--- START Dataset entries ---
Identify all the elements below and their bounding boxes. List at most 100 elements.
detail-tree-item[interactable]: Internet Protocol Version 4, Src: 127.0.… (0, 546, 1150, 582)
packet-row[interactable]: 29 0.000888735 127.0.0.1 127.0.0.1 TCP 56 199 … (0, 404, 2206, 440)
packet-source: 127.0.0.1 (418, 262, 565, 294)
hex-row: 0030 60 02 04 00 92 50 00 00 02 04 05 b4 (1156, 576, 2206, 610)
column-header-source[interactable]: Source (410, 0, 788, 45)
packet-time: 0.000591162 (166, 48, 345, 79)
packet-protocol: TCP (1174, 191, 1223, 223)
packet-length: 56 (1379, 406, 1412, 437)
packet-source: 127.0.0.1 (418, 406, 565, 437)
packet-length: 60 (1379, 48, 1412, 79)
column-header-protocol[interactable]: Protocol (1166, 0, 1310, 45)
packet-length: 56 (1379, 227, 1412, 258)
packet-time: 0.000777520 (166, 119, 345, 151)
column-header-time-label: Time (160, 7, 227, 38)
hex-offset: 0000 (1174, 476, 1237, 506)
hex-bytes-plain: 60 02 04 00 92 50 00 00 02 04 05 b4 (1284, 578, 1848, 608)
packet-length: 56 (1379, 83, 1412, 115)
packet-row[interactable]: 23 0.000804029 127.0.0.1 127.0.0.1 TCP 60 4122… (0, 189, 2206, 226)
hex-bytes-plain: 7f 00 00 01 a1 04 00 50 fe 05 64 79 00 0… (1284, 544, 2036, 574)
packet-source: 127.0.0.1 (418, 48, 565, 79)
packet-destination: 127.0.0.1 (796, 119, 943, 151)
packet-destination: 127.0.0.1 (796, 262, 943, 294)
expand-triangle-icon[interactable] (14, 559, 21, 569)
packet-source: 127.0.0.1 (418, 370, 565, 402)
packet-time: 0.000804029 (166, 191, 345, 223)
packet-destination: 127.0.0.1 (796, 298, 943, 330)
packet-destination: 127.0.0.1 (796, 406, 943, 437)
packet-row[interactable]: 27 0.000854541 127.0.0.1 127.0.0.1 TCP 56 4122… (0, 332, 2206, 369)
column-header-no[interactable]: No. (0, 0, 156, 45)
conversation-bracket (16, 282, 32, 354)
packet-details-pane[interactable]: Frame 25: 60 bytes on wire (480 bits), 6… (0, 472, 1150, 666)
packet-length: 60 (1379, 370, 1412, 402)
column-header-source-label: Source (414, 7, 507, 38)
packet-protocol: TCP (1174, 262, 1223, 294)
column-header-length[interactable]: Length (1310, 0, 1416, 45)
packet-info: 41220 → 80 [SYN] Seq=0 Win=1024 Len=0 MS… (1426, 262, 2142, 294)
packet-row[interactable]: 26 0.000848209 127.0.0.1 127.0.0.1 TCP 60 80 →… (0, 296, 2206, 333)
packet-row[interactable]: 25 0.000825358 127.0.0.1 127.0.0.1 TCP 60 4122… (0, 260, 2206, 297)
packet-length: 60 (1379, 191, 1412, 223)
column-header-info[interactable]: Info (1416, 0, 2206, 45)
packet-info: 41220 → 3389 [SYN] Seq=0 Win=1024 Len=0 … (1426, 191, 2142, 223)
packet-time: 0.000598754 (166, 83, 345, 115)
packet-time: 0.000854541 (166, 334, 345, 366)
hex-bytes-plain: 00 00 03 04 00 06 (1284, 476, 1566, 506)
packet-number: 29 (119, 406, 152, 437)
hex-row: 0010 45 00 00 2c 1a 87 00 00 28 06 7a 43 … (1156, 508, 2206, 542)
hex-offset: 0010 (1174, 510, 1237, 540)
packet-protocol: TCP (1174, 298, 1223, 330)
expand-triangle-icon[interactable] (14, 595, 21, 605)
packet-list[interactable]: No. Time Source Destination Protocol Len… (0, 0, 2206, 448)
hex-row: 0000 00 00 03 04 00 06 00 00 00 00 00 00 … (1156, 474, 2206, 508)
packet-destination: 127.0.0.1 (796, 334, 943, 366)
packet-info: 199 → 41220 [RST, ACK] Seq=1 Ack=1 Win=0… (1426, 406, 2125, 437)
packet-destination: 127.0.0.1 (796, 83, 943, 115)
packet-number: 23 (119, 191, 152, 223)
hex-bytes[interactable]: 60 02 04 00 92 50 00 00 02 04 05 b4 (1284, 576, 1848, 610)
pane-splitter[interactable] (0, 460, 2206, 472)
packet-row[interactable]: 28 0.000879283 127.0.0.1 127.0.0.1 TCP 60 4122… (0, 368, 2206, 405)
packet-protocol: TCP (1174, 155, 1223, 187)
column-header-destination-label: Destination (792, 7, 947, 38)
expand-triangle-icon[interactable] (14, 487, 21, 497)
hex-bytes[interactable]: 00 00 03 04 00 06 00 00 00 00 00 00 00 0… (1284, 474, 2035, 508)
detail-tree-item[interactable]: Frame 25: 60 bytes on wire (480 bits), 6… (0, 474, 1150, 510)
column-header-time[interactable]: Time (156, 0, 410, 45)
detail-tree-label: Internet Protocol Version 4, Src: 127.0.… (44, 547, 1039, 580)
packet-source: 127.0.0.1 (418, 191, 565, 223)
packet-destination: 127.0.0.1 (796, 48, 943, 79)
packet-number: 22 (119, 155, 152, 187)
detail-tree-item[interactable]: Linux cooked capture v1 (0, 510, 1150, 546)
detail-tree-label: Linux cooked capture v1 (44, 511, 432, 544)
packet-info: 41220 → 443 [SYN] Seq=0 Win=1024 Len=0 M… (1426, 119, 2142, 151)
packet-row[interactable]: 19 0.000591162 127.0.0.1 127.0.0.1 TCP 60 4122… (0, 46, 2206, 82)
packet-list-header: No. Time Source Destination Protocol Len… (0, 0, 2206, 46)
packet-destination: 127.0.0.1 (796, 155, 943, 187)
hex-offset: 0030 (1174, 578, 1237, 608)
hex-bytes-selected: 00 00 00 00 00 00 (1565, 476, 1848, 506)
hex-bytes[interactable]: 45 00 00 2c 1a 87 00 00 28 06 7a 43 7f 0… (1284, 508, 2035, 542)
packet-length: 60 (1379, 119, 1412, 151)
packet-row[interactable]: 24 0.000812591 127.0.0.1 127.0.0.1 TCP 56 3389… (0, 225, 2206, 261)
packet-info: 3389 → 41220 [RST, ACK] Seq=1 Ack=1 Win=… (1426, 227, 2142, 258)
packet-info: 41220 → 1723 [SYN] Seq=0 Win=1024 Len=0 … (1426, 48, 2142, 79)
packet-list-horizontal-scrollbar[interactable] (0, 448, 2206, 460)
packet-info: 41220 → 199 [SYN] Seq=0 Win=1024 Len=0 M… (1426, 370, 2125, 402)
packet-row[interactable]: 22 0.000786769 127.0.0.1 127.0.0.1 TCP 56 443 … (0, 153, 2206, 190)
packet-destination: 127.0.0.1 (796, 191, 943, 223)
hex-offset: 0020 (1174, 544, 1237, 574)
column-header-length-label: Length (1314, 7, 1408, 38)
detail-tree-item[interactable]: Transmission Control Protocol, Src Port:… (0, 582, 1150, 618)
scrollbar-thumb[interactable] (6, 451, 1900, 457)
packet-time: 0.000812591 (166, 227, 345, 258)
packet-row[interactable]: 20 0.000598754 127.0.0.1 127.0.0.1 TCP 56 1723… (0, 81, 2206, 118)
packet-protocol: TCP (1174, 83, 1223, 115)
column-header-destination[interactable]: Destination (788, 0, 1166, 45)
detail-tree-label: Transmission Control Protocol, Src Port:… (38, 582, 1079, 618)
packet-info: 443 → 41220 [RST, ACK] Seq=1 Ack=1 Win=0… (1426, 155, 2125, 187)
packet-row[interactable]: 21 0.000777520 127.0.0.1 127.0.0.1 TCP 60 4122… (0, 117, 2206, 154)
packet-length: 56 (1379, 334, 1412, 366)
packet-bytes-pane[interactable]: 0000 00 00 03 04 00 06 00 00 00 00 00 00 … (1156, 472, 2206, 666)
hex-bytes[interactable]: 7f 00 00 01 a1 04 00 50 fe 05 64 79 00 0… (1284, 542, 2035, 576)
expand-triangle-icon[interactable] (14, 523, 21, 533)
--- END Dataset entries ---
◆ Instructions for the task
Copy the records word for word, from the first line of the records down through the line holding "packet-time: 0.000777520 (166, 119, 345, 151)", with that line included.

◆ Result of this exercise
Identify all the elements below and their bounding boxes. List at most 100 elements.
detail-tree-item[interactable]: Internet Protocol Version 4, Src: 127.0.… (0, 546, 1150, 582)
packet-row[interactable]: 29 0.000888735 127.0.0.1 127.0.0.1 TCP 56 199 … (0, 404, 2206, 440)
packet-source: 127.0.0.1 (418, 262, 565, 294)
hex-row: 0030 60 02 04 00 92 50 00 00 02 04 05 b4 (1156, 576, 2206, 610)
column-header-source[interactable]: Source (410, 0, 788, 45)
packet-time: 0.000591162 (166, 48, 345, 79)
packet-protocol: TCP (1174, 191, 1223, 223)
packet-length: 56 (1379, 406, 1412, 437)
packet-source: 127.0.0.1 (418, 406, 565, 437)
packet-length: 60 (1379, 48, 1412, 79)
column-header-protocol[interactable]: Protocol (1166, 0, 1310, 45)
packet-length: 56 (1379, 227, 1412, 258)
packet-time: 0.000777520 (166, 119, 345, 151)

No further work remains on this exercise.